- Work to do: Write out all the data again, exactly as it stands.

- Records provided:
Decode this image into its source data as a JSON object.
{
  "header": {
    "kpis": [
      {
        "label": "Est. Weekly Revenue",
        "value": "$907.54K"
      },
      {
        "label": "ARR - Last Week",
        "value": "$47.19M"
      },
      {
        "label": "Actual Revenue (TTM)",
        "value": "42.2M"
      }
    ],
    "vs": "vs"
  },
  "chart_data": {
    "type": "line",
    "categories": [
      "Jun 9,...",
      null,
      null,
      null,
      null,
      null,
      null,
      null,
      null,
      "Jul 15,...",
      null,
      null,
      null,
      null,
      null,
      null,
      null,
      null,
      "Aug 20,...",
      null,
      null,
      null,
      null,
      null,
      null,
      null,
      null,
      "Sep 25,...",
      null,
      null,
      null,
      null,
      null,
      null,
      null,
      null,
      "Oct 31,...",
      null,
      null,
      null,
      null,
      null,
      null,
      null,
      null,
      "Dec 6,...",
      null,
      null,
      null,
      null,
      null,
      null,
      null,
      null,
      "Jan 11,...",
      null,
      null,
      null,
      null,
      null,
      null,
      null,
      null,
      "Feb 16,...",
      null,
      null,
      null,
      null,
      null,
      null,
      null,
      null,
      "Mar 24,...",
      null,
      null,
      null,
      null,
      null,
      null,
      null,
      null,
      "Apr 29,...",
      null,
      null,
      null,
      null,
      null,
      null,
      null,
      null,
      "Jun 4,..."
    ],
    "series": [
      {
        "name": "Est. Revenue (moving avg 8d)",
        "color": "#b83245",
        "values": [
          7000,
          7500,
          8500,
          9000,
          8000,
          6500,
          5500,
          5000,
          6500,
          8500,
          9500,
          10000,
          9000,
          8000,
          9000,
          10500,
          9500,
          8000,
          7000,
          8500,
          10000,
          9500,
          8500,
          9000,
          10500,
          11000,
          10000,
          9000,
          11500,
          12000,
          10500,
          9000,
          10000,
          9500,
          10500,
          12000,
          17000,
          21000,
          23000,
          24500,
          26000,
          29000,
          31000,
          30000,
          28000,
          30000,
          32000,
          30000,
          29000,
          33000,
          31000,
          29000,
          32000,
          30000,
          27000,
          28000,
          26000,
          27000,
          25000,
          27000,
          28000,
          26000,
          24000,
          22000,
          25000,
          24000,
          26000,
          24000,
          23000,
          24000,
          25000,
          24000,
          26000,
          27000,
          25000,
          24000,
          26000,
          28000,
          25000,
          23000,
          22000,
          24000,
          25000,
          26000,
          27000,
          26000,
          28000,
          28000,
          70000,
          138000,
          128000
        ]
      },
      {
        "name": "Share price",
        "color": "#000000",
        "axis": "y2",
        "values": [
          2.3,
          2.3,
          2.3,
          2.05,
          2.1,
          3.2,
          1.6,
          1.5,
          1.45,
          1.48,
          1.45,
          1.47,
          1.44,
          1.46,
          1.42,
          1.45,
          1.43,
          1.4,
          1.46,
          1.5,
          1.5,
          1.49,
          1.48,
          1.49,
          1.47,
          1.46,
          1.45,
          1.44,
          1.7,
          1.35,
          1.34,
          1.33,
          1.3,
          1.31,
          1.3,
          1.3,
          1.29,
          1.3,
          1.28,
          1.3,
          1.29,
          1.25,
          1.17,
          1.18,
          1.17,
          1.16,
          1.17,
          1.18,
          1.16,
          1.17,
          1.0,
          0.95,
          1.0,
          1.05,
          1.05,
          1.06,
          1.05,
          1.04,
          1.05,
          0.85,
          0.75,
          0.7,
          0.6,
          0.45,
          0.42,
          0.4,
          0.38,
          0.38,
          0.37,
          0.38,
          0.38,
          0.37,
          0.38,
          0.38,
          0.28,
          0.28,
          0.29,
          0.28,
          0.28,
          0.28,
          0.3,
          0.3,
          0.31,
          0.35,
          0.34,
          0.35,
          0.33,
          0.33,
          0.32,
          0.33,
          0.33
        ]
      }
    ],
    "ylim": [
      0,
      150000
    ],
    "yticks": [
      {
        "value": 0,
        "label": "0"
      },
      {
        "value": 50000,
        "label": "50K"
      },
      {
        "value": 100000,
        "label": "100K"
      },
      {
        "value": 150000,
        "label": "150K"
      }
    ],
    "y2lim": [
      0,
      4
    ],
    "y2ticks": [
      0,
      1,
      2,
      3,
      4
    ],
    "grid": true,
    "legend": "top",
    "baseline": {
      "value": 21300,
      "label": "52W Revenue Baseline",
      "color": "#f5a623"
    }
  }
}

- Exercise answer:
Decode this image into its source data as a JSON object.
{
  "header": {
    "kpis": [
      {
        "label": "Est. Weekly Revenue",
        "value": "$907.54K"
      },
      {
        "label": "ARR - Last Week",
        "value": "$47.19M"
      },
      {
        "label": "Actual Revenue (TTM)",
        "value": "42.2M"
      }
    ],
    "vs": "vs"
  },
  "chart_data": {
    "type": "line",
    "categories": [
      "Jun 9,...",
      null,
      null,
      null,
      null,
      null,
      null,
      null,
      null,
      "Jul 15,...",
      null,
      null,
      null,
      null,
      null,
      null,
      null,
      null,
      "Aug 20,...",
      null,
      null,
      null,
      null,
      null,
      null,
      null,
      null,
      "Sep 25,...",
      null,
      null,
      null,
      null,
      null,
      null,
      null,
      null,
      "Oct 31,...",
      null,
      null,
      null,
      null,
      null,
      null,
      null,
      null,
      "Dec 6,...",
      null,
      null,
      null,
      null,
      null,
      null,
      null,
      null,
      "Jan 11,...",
      null,
      null,
      null,
      null,
      null,
      null,
      null,
      null,
      "Feb 16,...",
      null,
      null,
      null,
      null,
      null,
      null,
      null,
      null,
      "Mar 24,...",
      null,
      null,
      null,
      null,
      null,
      null,
      null,
      null,
      "Apr 29,...",
      null,
      null,
      null,
      null,
      null,
      null,
      null,
      null,
      "Jun 4,..."
    ],
    "series": [
      {
        "name": "Est. Revenue (moving avg 8d)",
        "color": "#b83245",
        "values": [
          7000,
          7500,
          8500,
          9000,
          8000,
          6500,
          5500,
          5000,
          6500,
          8500,
          9500,
          10000,
          9000,
          8000,
          9000,
          10500,
          9500,
          8000,
          7000,
          8500,
          10000,
          9500,
          8500,
          9000,
          10500,
          11000,
          10000,
          9000,
          11500,
          12000,
          10500,
          9000,
          10000,
          9500,
          10500,
          12000,
          17000,
          21000,
          23000,
          24500,
          26000,
          29000,
          31000,
          30000,
          28000,
          30000,
          32000,
          30000,
          29000,
          33000,
          31000,
          29000,
          32000,
          30000,
          27000,
          28000,
          26000,
          27000,
          25000,
          27000,
          28000,
          26000,
          24000,
          22000,
          25000,
          24000,
          26000,
          24000,
          23000,
          24000,
          25000,
          24000,
          26000,
          27000,
          25000,
          24000,
          26000,
          28000,
          25000,
          23000,
          22000,
          24000,
          25000,
          26000,
          27000,
          26000,
          28000,
          28000,
          70000,
          138000,
          128000
        ]
      },
      {
        "name": "Share price",
        "color": "#000000",
        "axis": "y2",
        "values": [
          2.3,
          2.3,
          2.3,
          2.05,
          2.1,
          3.2,
          1.6,
          1.5,
          1.45,
          1.48,
          1.45,
          1.47,
          1.44,
          1.46,
          1.42,
          1.45,
          1.43,
          1.4,
          1.46,
          1.5,
          1.5,
          1.49,
          1.48,
          1.49,
          1.47,
          1.46,
          1.45,
          1.44,
          1.7,
          1.35,
          1.34,
          1.33,
          1.3,
          1.31,
          1.3,
          1.3,
          1.29,
          1.3,
          1.28,
          1.3,
          1.29,
          1.25,
          1.17,
          1.18,
          1.17,
          1.16,
          1.17,
          1.18,
          1.16,
          1.17,
          1.0,
          0.95,
          1.0,
          1.05,
          1.05,
          1.06,
          1.05,
          1.04,
          1.05,
          0.85,
          0.75,
          0.7,
          0.6,
          0.45,
          0.42,
          0.4,
          0.38,
          0.38,
          0.37,
          0.38,
          0.38,
          0.37,
          0.38,
          0.38,
          0.28,
          0.28,
          0.29,
          0.28,
          0.28,
          0.28,
          0.3,
          0.3,
          0.31,
          0.35,
          0.34,
          0.35,
          0.33,
          0.33,
          0.32,
          0.33,
          0.33
        ]
      }
    ],
    "ylim": [
      0,
      150000
    ],
    "yticks": [
      {
        "value": 0,
        "label": "0"
      },
      {
        "value": 50000,
        "label": "50K"
      },
      {
        "value": 100000,
        "label": "100K"
      },
      {
        "value": 150000,
        "label": "150K"
      }
    ],
    "y2lim": [
      0,
      4
    ],
    "y2ticks": [
      0,
      1,
      2,
      3,
      4
    ],
    "grid": true,
    "legend": "top",
    "baseline": {
      "value": 21300,
      "label": "52W Revenue Baseline",
      "color": "#f5a623"
    }
  }
}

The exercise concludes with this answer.